▶ [Requirement]:
Tally every line of the listing where the string "importing" is found, and state the total alone.

▶ [The data]:
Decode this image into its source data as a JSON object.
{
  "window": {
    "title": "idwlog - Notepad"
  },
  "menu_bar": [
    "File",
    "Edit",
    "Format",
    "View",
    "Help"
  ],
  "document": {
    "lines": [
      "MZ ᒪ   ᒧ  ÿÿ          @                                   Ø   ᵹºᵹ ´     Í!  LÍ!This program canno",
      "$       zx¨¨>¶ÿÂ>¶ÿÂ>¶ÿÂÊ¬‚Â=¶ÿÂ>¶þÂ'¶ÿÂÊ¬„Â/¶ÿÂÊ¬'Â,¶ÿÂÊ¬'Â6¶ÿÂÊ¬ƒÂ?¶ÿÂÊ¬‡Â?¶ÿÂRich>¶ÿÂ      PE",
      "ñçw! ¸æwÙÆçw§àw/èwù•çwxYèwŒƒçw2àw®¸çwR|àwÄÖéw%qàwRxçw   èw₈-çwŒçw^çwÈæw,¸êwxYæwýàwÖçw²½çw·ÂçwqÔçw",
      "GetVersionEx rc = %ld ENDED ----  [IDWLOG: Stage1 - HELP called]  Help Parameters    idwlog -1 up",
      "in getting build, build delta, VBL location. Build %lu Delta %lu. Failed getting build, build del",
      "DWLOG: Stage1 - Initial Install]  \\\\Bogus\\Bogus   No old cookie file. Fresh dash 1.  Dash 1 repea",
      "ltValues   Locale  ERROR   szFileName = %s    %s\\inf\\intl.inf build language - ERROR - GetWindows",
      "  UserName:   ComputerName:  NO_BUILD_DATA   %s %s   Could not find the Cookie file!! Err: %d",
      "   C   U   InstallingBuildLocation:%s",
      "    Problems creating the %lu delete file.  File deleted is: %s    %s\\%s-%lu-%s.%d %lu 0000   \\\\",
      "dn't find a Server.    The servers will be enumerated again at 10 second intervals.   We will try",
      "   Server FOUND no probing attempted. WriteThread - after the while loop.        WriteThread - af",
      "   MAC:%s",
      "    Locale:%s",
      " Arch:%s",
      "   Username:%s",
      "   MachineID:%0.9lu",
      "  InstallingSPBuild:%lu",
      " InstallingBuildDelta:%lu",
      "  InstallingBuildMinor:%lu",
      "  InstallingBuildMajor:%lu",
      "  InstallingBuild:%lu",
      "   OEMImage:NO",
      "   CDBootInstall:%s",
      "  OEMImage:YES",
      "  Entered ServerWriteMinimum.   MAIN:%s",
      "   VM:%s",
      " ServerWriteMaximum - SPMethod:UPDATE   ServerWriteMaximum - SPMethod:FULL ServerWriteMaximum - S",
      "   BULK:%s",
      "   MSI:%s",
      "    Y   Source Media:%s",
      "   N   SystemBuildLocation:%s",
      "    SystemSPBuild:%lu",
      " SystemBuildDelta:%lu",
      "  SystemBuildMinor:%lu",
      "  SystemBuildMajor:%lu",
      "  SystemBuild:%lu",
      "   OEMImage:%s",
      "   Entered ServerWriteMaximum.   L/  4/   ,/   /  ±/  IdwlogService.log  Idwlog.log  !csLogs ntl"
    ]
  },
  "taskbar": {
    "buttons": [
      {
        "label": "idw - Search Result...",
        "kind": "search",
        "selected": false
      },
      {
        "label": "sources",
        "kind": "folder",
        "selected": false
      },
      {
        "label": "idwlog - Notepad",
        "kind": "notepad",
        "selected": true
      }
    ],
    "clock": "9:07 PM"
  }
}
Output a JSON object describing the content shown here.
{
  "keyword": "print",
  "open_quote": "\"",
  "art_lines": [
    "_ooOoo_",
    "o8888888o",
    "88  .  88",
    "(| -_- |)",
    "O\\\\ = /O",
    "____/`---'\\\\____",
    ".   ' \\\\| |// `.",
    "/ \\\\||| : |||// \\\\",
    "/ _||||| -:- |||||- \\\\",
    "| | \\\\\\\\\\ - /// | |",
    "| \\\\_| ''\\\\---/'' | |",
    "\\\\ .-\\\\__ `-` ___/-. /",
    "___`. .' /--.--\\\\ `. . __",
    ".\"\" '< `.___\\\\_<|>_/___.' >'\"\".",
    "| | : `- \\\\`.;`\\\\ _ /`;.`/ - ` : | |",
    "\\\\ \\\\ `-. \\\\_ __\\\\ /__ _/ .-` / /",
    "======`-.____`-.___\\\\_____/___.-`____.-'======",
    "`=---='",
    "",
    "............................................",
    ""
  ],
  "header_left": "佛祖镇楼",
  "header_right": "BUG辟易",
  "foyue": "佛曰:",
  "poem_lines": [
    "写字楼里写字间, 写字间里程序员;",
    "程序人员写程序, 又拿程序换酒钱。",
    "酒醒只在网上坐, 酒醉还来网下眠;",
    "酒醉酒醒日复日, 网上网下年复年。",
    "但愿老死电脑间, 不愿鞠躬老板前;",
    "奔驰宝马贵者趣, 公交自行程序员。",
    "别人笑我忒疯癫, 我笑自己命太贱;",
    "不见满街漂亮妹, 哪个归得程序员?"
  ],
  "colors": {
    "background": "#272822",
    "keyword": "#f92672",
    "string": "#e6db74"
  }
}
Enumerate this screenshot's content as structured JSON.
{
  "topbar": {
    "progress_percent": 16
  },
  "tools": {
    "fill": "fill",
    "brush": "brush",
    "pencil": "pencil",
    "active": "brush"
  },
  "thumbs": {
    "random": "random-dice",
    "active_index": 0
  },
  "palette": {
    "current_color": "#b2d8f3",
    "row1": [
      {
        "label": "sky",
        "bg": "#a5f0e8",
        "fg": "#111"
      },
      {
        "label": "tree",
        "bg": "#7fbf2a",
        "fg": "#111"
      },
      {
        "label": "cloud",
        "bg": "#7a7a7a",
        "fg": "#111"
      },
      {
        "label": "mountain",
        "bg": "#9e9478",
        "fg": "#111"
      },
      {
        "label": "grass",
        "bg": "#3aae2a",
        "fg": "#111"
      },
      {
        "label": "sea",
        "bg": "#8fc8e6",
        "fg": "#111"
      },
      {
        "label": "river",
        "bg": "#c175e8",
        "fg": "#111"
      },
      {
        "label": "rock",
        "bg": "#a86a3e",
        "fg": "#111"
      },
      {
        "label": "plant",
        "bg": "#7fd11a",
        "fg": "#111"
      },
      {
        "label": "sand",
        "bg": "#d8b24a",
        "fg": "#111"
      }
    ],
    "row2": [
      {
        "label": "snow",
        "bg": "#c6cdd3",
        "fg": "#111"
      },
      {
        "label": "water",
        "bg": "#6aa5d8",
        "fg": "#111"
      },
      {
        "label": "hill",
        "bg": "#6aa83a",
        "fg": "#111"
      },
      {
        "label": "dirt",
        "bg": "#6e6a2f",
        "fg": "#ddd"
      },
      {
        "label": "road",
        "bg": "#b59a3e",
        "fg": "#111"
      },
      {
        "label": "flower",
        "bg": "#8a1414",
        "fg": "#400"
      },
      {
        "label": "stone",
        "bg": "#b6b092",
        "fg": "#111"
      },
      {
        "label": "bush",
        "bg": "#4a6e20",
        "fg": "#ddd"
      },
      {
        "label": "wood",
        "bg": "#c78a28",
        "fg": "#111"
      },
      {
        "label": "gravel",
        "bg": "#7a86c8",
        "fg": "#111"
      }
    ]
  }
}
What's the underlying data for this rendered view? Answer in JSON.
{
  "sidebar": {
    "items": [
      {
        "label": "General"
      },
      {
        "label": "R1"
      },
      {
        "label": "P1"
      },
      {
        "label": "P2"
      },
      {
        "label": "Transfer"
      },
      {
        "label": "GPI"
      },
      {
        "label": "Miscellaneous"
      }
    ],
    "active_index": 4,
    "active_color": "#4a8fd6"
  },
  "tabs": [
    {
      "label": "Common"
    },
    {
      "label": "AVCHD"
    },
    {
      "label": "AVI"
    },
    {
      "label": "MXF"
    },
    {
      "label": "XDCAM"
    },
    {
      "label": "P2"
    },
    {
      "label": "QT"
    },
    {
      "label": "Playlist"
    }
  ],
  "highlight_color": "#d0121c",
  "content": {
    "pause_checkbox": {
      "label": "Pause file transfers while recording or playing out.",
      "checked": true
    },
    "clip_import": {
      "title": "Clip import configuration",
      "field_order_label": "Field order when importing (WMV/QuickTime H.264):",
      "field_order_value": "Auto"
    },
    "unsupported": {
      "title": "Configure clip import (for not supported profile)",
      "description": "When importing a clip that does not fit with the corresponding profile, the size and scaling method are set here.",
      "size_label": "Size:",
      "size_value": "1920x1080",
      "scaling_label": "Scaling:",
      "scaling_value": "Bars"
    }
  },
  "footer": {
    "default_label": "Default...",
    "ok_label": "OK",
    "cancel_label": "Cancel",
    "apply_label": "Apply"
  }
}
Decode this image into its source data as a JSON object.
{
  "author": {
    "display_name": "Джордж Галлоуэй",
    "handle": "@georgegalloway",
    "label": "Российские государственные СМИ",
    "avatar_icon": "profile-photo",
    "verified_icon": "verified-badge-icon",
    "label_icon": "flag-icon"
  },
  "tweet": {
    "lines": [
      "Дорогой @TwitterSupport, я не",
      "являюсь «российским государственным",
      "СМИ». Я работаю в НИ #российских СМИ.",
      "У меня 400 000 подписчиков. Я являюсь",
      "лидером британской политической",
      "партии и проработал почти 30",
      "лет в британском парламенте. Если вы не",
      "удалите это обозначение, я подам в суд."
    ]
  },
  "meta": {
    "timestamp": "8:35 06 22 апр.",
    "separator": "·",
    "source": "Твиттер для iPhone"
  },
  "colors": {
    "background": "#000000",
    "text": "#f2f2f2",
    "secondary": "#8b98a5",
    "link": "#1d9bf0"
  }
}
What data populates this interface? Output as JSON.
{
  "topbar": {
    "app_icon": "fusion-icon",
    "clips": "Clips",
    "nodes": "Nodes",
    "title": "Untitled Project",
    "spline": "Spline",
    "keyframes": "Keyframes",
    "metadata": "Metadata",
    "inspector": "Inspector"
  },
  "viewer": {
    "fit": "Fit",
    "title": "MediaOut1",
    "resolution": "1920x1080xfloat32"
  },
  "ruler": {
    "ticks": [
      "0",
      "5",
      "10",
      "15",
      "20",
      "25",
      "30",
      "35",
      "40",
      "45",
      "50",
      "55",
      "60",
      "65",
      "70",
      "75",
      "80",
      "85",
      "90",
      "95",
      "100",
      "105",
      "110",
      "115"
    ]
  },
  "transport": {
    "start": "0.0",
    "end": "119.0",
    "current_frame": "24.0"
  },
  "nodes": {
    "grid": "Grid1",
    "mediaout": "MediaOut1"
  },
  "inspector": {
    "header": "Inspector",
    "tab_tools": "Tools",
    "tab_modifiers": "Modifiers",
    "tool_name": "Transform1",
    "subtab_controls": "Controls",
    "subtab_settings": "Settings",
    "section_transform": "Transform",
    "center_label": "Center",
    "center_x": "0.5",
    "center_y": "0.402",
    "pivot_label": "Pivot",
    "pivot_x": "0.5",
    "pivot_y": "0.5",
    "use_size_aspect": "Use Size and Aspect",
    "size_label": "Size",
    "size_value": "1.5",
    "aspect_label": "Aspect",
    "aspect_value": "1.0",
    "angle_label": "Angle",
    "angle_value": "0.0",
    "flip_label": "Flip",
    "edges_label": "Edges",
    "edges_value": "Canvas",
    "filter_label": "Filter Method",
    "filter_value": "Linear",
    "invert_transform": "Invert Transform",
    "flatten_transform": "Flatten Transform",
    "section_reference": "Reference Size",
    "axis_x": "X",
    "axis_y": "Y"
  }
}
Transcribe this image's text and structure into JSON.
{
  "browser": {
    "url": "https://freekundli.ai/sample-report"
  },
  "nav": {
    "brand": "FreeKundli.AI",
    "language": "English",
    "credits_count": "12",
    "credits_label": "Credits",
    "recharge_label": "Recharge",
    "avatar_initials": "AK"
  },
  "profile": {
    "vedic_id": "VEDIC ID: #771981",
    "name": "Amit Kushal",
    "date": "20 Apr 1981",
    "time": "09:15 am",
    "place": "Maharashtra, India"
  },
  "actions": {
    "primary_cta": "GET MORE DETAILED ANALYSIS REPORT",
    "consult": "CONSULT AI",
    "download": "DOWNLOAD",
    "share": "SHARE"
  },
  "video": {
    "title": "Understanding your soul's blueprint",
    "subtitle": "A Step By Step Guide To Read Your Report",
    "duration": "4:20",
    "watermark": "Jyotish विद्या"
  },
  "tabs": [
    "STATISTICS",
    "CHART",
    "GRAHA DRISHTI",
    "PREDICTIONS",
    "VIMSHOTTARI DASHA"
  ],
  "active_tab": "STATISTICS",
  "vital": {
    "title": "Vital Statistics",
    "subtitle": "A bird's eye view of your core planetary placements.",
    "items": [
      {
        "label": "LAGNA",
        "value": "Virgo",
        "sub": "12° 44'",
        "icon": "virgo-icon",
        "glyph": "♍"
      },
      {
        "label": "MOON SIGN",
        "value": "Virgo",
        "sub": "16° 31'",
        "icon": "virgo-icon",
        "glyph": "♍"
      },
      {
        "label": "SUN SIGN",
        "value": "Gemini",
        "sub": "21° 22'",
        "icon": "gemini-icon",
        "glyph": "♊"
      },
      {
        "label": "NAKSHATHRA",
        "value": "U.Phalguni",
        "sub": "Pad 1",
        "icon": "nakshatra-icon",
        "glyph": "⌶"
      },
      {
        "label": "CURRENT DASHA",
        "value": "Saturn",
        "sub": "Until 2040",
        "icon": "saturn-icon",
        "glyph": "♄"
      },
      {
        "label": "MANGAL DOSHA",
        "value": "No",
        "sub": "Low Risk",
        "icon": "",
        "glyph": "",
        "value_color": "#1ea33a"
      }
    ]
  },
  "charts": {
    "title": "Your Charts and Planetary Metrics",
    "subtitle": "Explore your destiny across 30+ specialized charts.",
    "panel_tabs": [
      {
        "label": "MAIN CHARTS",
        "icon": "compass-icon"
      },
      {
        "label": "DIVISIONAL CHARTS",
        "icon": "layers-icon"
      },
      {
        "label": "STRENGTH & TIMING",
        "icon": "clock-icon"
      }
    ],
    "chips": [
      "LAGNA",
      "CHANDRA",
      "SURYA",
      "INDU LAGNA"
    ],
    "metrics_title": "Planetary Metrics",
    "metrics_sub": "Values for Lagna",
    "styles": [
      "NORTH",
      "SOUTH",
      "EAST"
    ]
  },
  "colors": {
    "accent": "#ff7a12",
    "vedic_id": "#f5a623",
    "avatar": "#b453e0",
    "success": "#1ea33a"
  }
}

▶ [Task response]:
2